### GOAL
Below are records to repeat exactly. Omit the pictures from the copy.

### RECORDS FOR THIS EXERCISE

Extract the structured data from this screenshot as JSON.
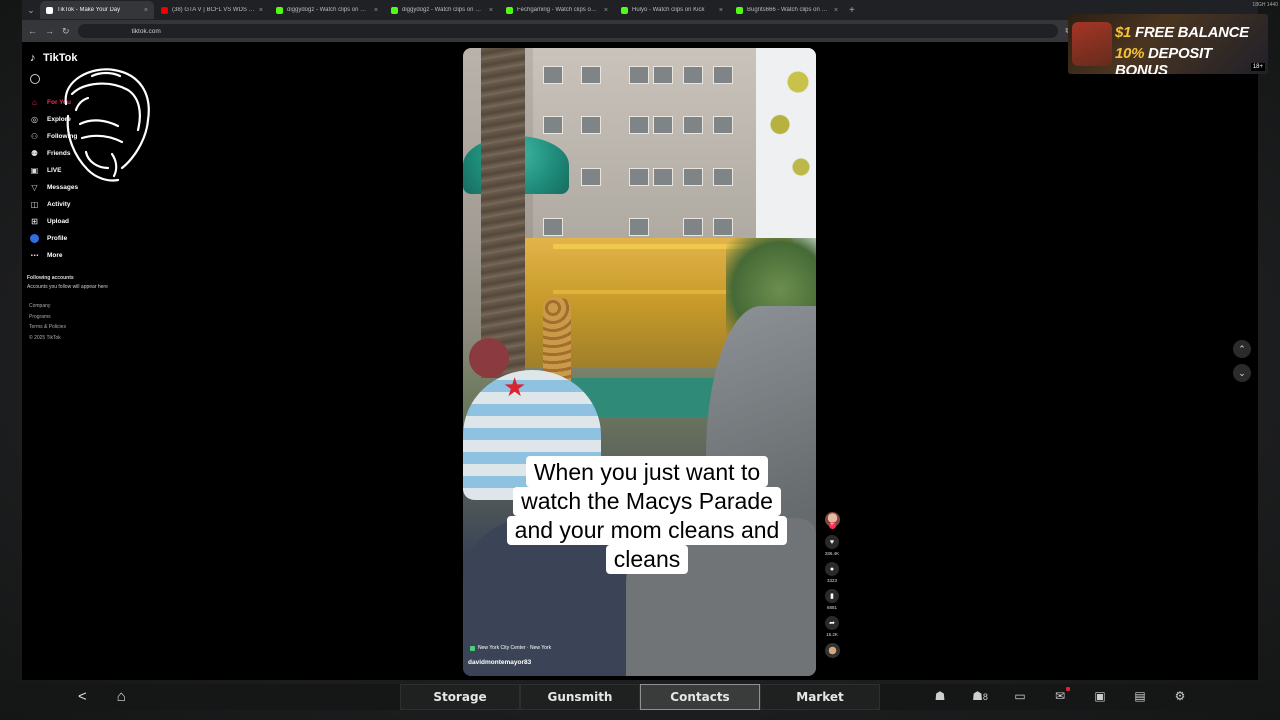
{
  "browser": {
    "tabs": [
      {
        "title": "TikTok - Make Your Day",
        "color": "#ffffff",
        "active": true
      },
      {
        "title": "(38) GTA V | BCFL VS WDS [Pre...",
        "color": "#ff0000"
      },
      {
        "title": "diggydogz - Watch clips on Kic...",
        "color": "#53fc18"
      },
      {
        "title": "diggydogz - Watch clips on Kic...",
        "color": "#53fc18"
      },
      {
        "title": "Fechgaming - Watch clips on K...",
        "color": "#53fc18"
      },
      {
        "title": "Hulyo - Watch clips on Kick",
        "color": "#53fc18"
      },
      {
        "title": "Bugrits666 - Watch clips on Ki...",
        "color": "#53fc18"
      }
    ],
    "address": "tiktok.com",
    "corner_text": "18GH 1440"
  },
  "sidebar": {
    "brand": "TikTok",
    "nav": [
      {
        "label": "For You",
        "icon": "home-icon",
        "selected": true
      },
      {
        "label": "Explore",
        "icon": "compass-icon"
      },
      {
        "label": "Following",
        "icon": "following-icon"
      },
      {
        "label": "Friends",
        "icon": "friends-icon"
      },
      {
        "label": "LIVE",
        "icon": "live-icon"
      },
      {
        "label": "Messages",
        "icon": "messages-icon"
      },
      {
        "label": "Activity",
        "icon": "activity-icon"
      },
      {
        "label": "Upload",
        "icon": "upload-icon"
      },
      {
        "label": "Profile",
        "icon": "profile-icon"
      },
      {
        "label": "More",
        "icon": "more-icon"
      }
    ],
    "following_title": "Following accounts",
    "following_sub": "Accounts you follow will appear here",
    "footer": [
      "Company",
      "Programs",
      "Terms & Policies",
      "© 2025 TikTok"
    ]
  },
  "video": {
    "caption_lines": [
      "When you just want to",
      "watch the Macys Parade",
      "and your mom cleans and",
      "cleans"
    ],
    "location": "New York City Center · New York",
    "author": "davidmontemayor83"
  },
  "actions": {
    "likes": "286.4K",
    "comments": "3323",
    "saves": "6881",
    "shares": "15.2K"
  },
  "ad": {
    "line1_prefix": "$1",
    "line1_rest": "FREE BALANCE",
    "line2_prefix": "10%",
    "line2_rest": "DEPOSIT BONUS",
    "badge": "18+"
  },
  "game_bar": {
    "tabs": [
      "Storage",
      "Gunsmith",
      "Contacts",
      "Market"
    ],
    "active_tab": "Contacts",
    "friends_count": "8"
  }
}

### THE REPLY
Extract the structured data from this screenshot as JSON.
{
  "browser": {
    "tabs": [
      {
        "title": "TikTok - Make Your Day",
        "color": "#ffffff",
        "active": true
      },
      {
        "title": "(38) GTA V | BCFL VS WDS [Pre...",
        "color": "#ff0000"
      },
      {
        "title": "diggydogz - Watch clips on Kic...",
        "color": "#53fc18"
      },
      {
        "title": "diggydogz - Watch clips on Kic...",
        "color": "#53fc18"
      },
      {
        "title": "Fechgaming - Watch clips on K...",
        "color": "#53fc18"
      },
      {
        "title": "Hulyo - Watch clips on Kick",
        "color": "#53fc18"
      },
      {
        "title": "Bugrits666 - Watch clips on Ki...",
        "color": "#53fc18"
      }
    ],
    "address": "tiktok.com",
    "corner_text": "18GH 1440"
  },
  "sidebar": {
    "brand": "TikTok",
    "nav": [
      {
        "label": "For You",
        "icon": "home-icon",
        "selected": true
      },
      {
        "label": "Explore",
        "icon": "compass-icon"
      },
      {
        "label": "Following",
        "icon": "following-icon"
      },
      {
        "label": "Friends",
        "icon": "friends-icon"
      },
      {
        "label": "LIVE",
        "icon": "live-icon"
      },
      {
        "label": "Messages",
        "icon": "messages-icon"
      },
      {
        "label": "Activity",
        "icon": "activity-icon"
      },
      {
        "label": "Upload",
        "icon": "upload-icon"
      },
      {
        "label": "Profile",
        "icon": "profile-icon"
      },
      {
        "label": "More",
        "icon": "more-icon"
      }
    ],
    "following_title": "Following accounts",
    "following_sub": "Accounts you follow will appear here",
    "footer": [
      "Company",
      "Programs",
      "Terms & Policies",
      "© 2025 TikTok"
    ]
  },
  "video": {
    "caption_lines": [
      "When you just want to",
      "watch the Macys Parade",
      "and your mom cleans and",
      "cleans"
    ],
    "location": "New York City Center · New York",
    "author": "davidmontemayor83"
  },
  "actions": {
    "likes": "286.4K",
    "comments": "3323",
    "saves": "6881",
    "shares": "15.2K"
  },
  "ad": {
    "line1_prefix": "$1",
    "line1_rest": "FREE BALANCE",
    "line2_prefix": "10%",
    "line2_rest": "DEPOSIT BONUS",
    "badge": "18+"
  },
  "game_bar": {
    "tabs": [
      "Storage",
      "Gunsmith",
      "Contacts",
      "Market"
    ],
    "active_tab": "Contacts",
    "friends_count": "8"
  }
}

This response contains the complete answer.